** Start of Data in this exercise **

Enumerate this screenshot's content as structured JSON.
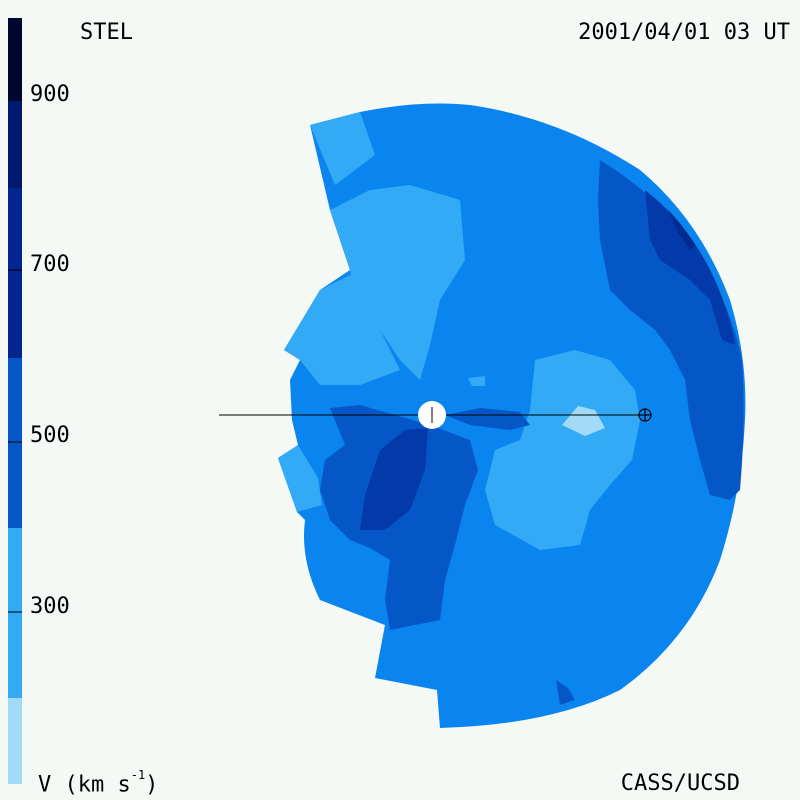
{
  "header": {
    "site_label": "STEL",
    "timestamp": "2001/04/01 03 UT"
  },
  "footer": {
    "units_text": "V (km s",
    "units_exp": "-1",
    "units_close": ")",
    "credit": "CASS/UCSD"
  },
  "colorbar": {
    "tick_labels": [
      "900",
      "700",
      "500",
      "300"
    ],
    "tick_values": [
      900,
      700,
      500,
      300
    ],
    "range": [
      100,
      1000
    ],
    "bands": [
      {
        "from": 100,
        "to": 200,
        "color": "#8ed0f5"
      },
      {
        "from": 200,
        "to": 400,
        "color": "#33aaf5"
      },
      {
        "from": 400,
        "to": 600,
        "color": "#0a84ee"
      },
      {
        "from": 500,
        "to": 600,
        "color": "#0557c8"
      },
      {
        "from": 600,
        "to": 700,
        "color": "#0339a8"
      },
      {
        "from": 700,
        "to": 800,
        "color": "#022590"
      },
      {
        "from": 800,
        "to": 900,
        "color": "#011870"
      },
      {
        "from": 900,
        "to": 1000,
        "color": "#000830"
      }
    ]
  },
  "colors": {
    "background": "#f5f9f5",
    "light": "#33aaf5",
    "lightest": "#a3daf7",
    "mid": "#0a84ee",
    "dark": "#0557c8",
    "darker": "#0339a8",
    "darkest": "#012a8f"
  }
}
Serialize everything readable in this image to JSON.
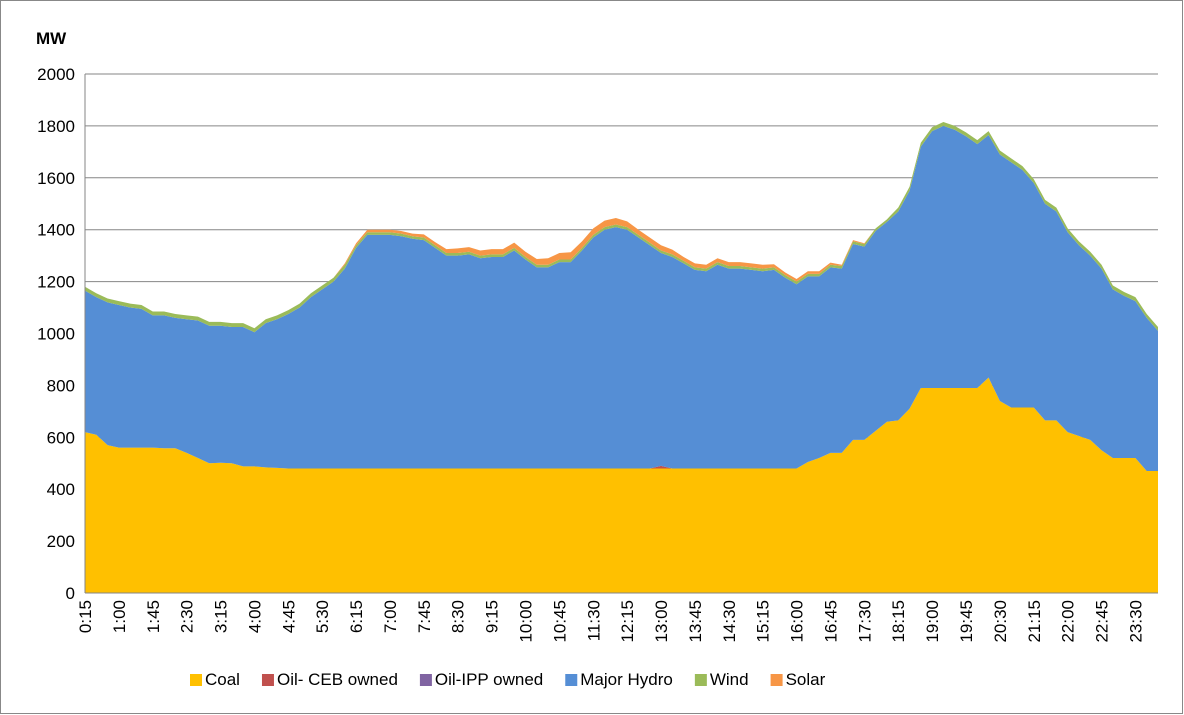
{
  "chart_data": {
    "type": "stacked-area",
    "y_label": "MW",
    "categories": [
      "0:15",
      null,
      null,
      "1:00",
      null,
      null,
      "1:45",
      null,
      null,
      "2:30",
      null,
      null,
      "3:15",
      null,
      null,
      "4:00",
      null,
      null,
      "4:45",
      null,
      null,
      "5:30",
      null,
      null,
      "6:15",
      null,
      null,
      "7:00",
      null,
      null,
      "7:45",
      null,
      null,
      "8:30",
      null,
      null,
      "9:15",
      null,
      null,
      "10:00",
      null,
      null,
      "10:45",
      null,
      null,
      "11:30",
      null,
      null,
      "12:15",
      null,
      null,
      "13:00",
      null,
      null,
      "13:45",
      null,
      null,
      "14:30",
      null,
      null,
      "15:15",
      null,
      null,
      "16:00",
      null,
      null,
      "16:45",
      null,
      null,
      "17:30",
      null,
      null,
      "18:15",
      null,
      null,
      "19:00",
      null,
      null,
      "19:45",
      null,
      null,
      "20:30",
      null,
      null,
      "21:15",
      null,
      null,
      "22:00",
      null,
      null,
      "22:45",
      null,
      null,
      "23:30",
      null,
      null
    ],
    "series": [
      {
        "name": "Coal",
        "color": "#ffc000",
        "values": [
          620,
          610,
          570,
          560,
          560,
          560,
          560,
          558,
          558,
          540,
          520,
          500,
          502,
          500,
          488,
          488,
          484,
          482,
          480,
          480,
          480,
          480,
          480,
          480,
          480,
          480,
          480,
          480,
          480,
          480,
          480,
          480,
          480,
          480,
          480,
          480,
          480,
          480,
          480,
          480,
          480,
          480,
          480,
          480,
          480,
          480,
          480,
          480,
          480,
          480,
          480,
          480,
          480,
          480,
          480,
          480,
          480,
          480,
          480,
          480,
          480,
          480,
          480,
          480,
          505,
          520,
          540,
          540,
          590,
          590,
          625,
          660,
          665,
          710,
          790,
          790,
          790,
          790,
          790,
          790,
          830,
          740,
          715,
          715,
          715,
          665,
          665,
          620,
          605,
          590,
          550,
          520,
          520,
          520,
          470,
          470
        ]
      },
      {
        "name": "Oil- CEB owned",
        "color": "#c0504d",
        "values": [
          0,
          0,
          0,
          0,
          0,
          0,
          0,
          0,
          0,
          0,
          0,
          0,
          0,
          0,
          0,
          0,
          0,
          0,
          0,
          0,
          0,
          0,
          0,
          0,
          0,
          0,
          0,
          0,
          0,
          0,
          0,
          0,
          0,
          0,
          0,
          0,
          0,
          0,
          0,
          0,
          0,
          0,
          0,
          0,
          0,
          0,
          0,
          0,
          0,
          0,
          0,
          10,
          0,
          0,
          0,
          0,
          0,
          0,
          0,
          0,
          0,
          0,
          0,
          0,
          0,
          0,
          0,
          0,
          0,
          0,
          0,
          0,
          0,
          0,
          0,
          0,
          0,
          0,
          0,
          0,
          0,
          0,
          0,
          0,
          0,
          0,
          0,
          0,
          0,
          0,
          0,
          0,
          0,
          0,
          0,
          0
        ]
      },
      {
        "name": "Oil-IPP owned",
        "color": "#8064a2",
        "values": [
          0,
          0,
          0,
          0,
          0,
          0,
          0,
          0,
          0,
          0,
          0,
          0,
          0,
          0,
          0,
          0,
          0,
          0,
          0,
          0,
          0,
          0,
          0,
          0,
          0,
          0,
          0,
          0,
          0,
          0,
          0,
          0,
          0,
          0,
          0,
          0,
          0,
          0,
          0,
          0,
          0,
          0,
          0,
          0,
          0,
          0,
          0,
          0,
          0,
          0,
          0,
          0,
          0,
          0,
          0,
          0,
          0,
          0,
          0,
          0,
          0,
          0,
          0,
          0,
          0,
          0,
          0,
          0,
          0,
          0,
          0,
          0,
          0,
          0,
          0,
          0,
          0,
          0,
          0,
          0,
          0,
          0,
          0,
          0,
          0,
          0,
          0,
          0,
          0,
          0,
          0,
          0,
          0,
          0,
          0,
          0
        ]
      },
      {
        "name": "Major Hydro",
        "color": "#558ed5",
        "values": [
          545,
          530,
          550,
          550,
          540,
          535,
          510,
          512,
          502,
          515,
          530,
          530,
          528,
          525,
          537,
          517,
          556,
          573,
          595,
          620,
          660,
          690,
          720,
          770,
          850,
          900,
          900,
          900,
          895,
          885,
          880,
          850,
          820,
          820,
          825,
          810,
          815,
          815,
          840,
          805,
          775,
          775,
          795,
          795,
          840,
          890,
          920,
          930,
          920,
          890,
          860,
          820,
          815,
          790,
          765,
          760,
          785,
          770,
          770,
          765,
          760,
          765,
          735,
          710,
          715,
          700,
          715,
          710,
          755,
          745,
          770,
          770,
          805,
          840,
          930,
          990,
          1010,
          995,
          970,
          940,
          935,
          950,
          945,
          915,
          865,
          835,
          805,
          770,
          735,
          710,
          700,
          650,
          625,
          605,
          590,
          540
        ]
      },
      {
        "name": "Wind",
        "color": "#9bbb59",
        "values": [
          15,
          15,
          15,
          15,
          15,
          15,
          15,
          15,
          15,
          15,
          15,
          15,
          15,
          15,
          15,
          15,
          15,
          15,
          15,
          15,
          15,
          15,
          15,
          15,
          10,
          10,
          10,
          10,
          10,
          10,
          10,
          10,
          10,
          10,
          10,
          10,
          10,
          10,
          10,
          10,
          10,
          10,
          10,
          10,
          10,
          10,
          10,
          10,
          10,
          10,
          10,
          10,
          10,
          10,
          10,
          10,
          10,
          10,
          10,
          10,
          10,
          10,
          10,
          10,
          10,
          10,
          10,
          10,
          10,
          10,
          10,
          10,
          15,
          15,
          15,
          15,
          15,
          15,
          15,
          15,
          15,
          15,
          15,
          15,
          15,
          15,
          15,
          15,
          15,
          15,
          15,
          15,
          15,
          15,
          15,
          15
        ]
      },
      {
        "name": "Solar",
        "color": "#f79646",
        "values": [
          0,
          0,
          0,
          0,
          0,
          0,
          0,
          0,
          0,
          0,
          0,
          0,
          0,
          0,
          0,
          0,
          0,
          0,
          0,
          0,
          0,
          0,
          0,
          5,
          8,
          10,
          10,
          10,
          10,
          10,
          12,
          12,
          15,
          18,
          18,
          20,
          20,
          20,
          20,
          20,
          22,
          25,
          25,
          28,
          25,
          25,
          25,
          25,
          22,
          20,
          20,
          20,
          18,
          15,
          15,
          15,
          15,
          15,
          15,
          15,
          15,
          12,
          10,
          10,
          10,
          10,
          8,
          5,
          5,
          3,
          0,
          0,
          0,
          0,
          0,
          0,
          0,
          0,
          0,
          0,
          0,
          0,
          0,
          0,
          0,
          0,
          0,
          0,
          0,
          0,
          0,
          0,
          0,
          0,
          0,
          0
        ]
      }
    ],
    "ylim": [
      0,
      2000
    ],
    "yticks": [
      0,
      200,
      400,
      600,
      800,
      1000,
      1200,
      1400,
      1600,
      1800,
      2000
    ],
    "grid": true,
    "legend": "bottom"
  }
}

** End of Data in this exercise **

Your task
Scan the data above; copy every line where "from" appears.

Output of the exercise
        "from": 100,
        "from": 200,
        "from": 400,
        "from": 500,
        "from": 600,
        "from": 700,
        "from": 800,
        "from": 900,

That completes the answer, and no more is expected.